● **Task prompt**
Leave out any pictures and transcribe all other data below exactly.

● **Extracted material**
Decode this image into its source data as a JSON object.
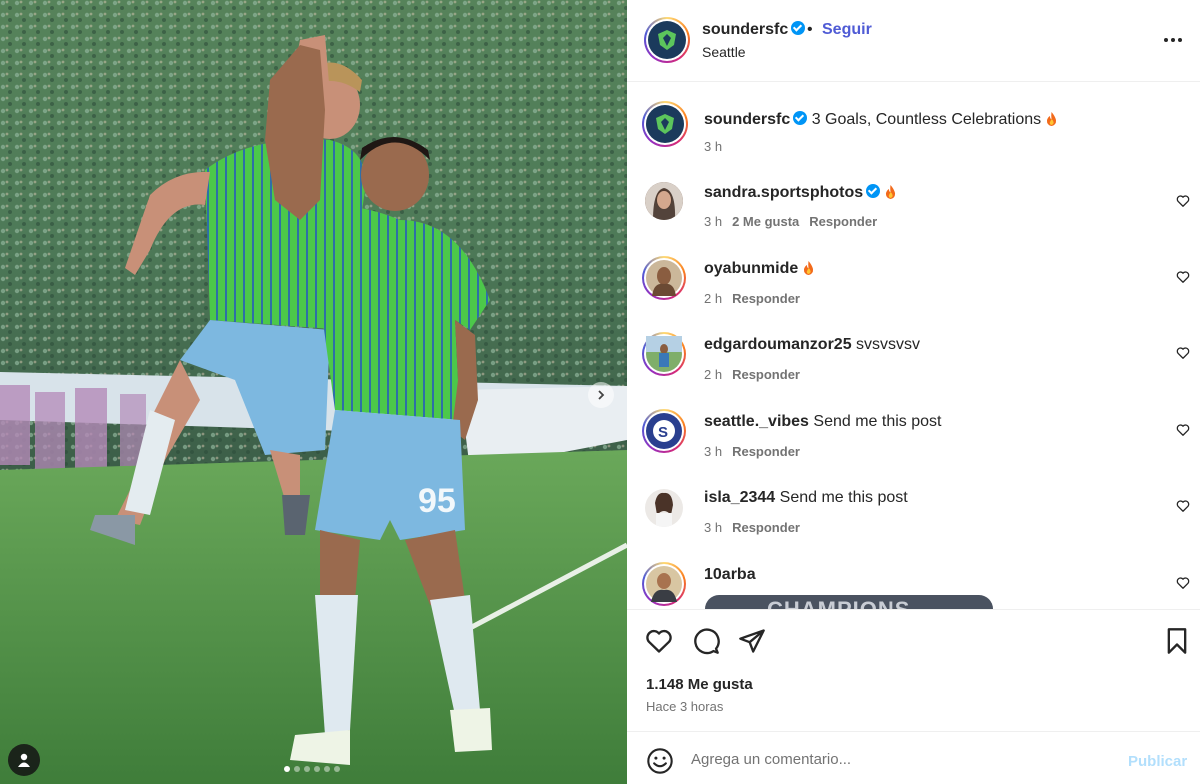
{
  "post": {
    "username": "soundersfc",
    "follow_label": "Seguir",
    "separator": "•",
    "location": "Seattle"
  },
  "caption": {
    "username": "soundersfc",
    "text": "3 Goals, Countless Celebrations",
    "time": "3 h"
  },
  "comments": [
    {
      "username": "sandra.sportsphotos",
      "verified": true,
      "text": "",
      "emoji": "fire",
      "time": "3 h",
      "likes": "2 Me gusta",
      "reply": "Responder"
    },
    {
      "username": "oyabunmide",
      "verified": false,
      "text": "",
      "emoji": "fire",
      "time": "2 h",
      "likes": "",
      "reply": "Responder"
    },
    {
      "username": "edgardoumanzor25",
      "verified": false,
      "text": "svsvsvsv",
      "time": "2 h",
      "likes": "",
      "reply": "Responder"
    },
    {
      "username": "seattle._vibes",
      "verified": false,
      "text": "Send me this post",
      "time": "3 h",
      "likes": "",
      "reply": "Responder"
    },
    {
      "username": "isla_2344",
      "verified": false,
      "text": "Send me this post",
      "time": "3 h",
      "likes": "",
      "reply": "Responder"
    },
    {
      "username": "10arba",
      "verified": false,
      "text": "",
      "time": "",
      "likes": "",
      "reply": ""
    }
  ],
  "comment_image_text": "CHAMPIONS",
  "stats": {
    "likes": "1.148 Me gusta",
    "time_ago": "Hace 3 horas"
  },
  "comment_input": {
    "placeholder": "Agrega un comentario...",
    "publish_label": "Publicar"
  },
  "colors": {
    "follow": "#4f5bd5",
    "verified": "#0095f6",
    "publish_disabled": "#b2dffc",
    "jersey_green": "#4cc84a",
    "shorts_blue": "#7db8e0"
  },
  "carousel": {
    "slide_count": 6,
    "active_index": 0
  },
  "icons": [
    "verified-badge-icon",
    "more-options-icon",
    "heart-icon",
    "comment-icon",
    "share-icon",
    "bookmark-icon",
    "emoji-icon",
    "fire-emoji-icon",
    "chevron-right-icon",
    "user-tag-icon"
  ]
}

● **Response**
Decode this image into its source data as a JSON object.
{
  "post": {
    "username": "soundersfc",
    "follow_label": "Seguir",
    "separator": "•",
    "location": "Seattle"
  },
  "caption": {
    "username": "soundersfc",
    "text": "3 Goals, Countless Celebrations",
    "time": "3 h"
  },
  "comments": [
    {
      "username": "sandra.sportsphotos",
      "verified": true,
      "text": "",
      "emoji": "fire",
      "time": "3 h",
      "likes": "2 Me gusta",
      "reply": "Responder"
    },
    {
      "username": "oyabunmide",
      "verified": false,
      "text": "",
      "emoji": "fire",
      "time": "2 h",
      "likes": "",
      "reply": "Responder"
    },
    {
      "username": "edgardoumanzor25",
      "verified": false,
      "text": "svsvsvsv",
      "time": "2 h",
      "likes": "",
      "reply": "Responder"
    },
    {
      "username": "seattle._vibes",
      "verified": false,
      "text": "Send me this post",
      "time": "3 h",
      "likes": "",
      "reply": "Responder"
    },
    {
      "username": "isla_2344",
      "verified": false,
      "text": "Send me this post",
      "time": "3 h",
      "likes": "",
      "reply": "Responder"
    },
    {
      "username": "10arba",
      "verified": false,
      "text": "",
      "time": "",
      "likes": "",
      "reply": ""
    }
  ],
  "comment_image_text": "CHAMPIONS",
  "stats": {
    "likes": "1.148 Me gusta",
    "time_ago": "Hace 3 horas"
  },
  "comment_input": {
    "placeholder": "Agrega un comentario...",
    "publish_label": "Publicar"
  },
  "colors": {
    "follow": "#4f5bd5",
    "verified": "#0095f6",
    "publish_disabled": "#b2dffc",
    "jersey_green": "#4cc84a",
    "shorts_blue": "#7db8e0"
  },
  "carousel": {
    "slide_count": 6,
    "active_index": 0
  },
  "icons": [
    "verified-badge-icon",
    "more-options-icon",
    "heart-icon",
    "comment-icon",
    "share-icon",
    "bookmark-icon",
    "emoji-icon",
    "fire-emoji-icon",
    "chevron-right-icon",
    "user-tag-icon"
  ]
}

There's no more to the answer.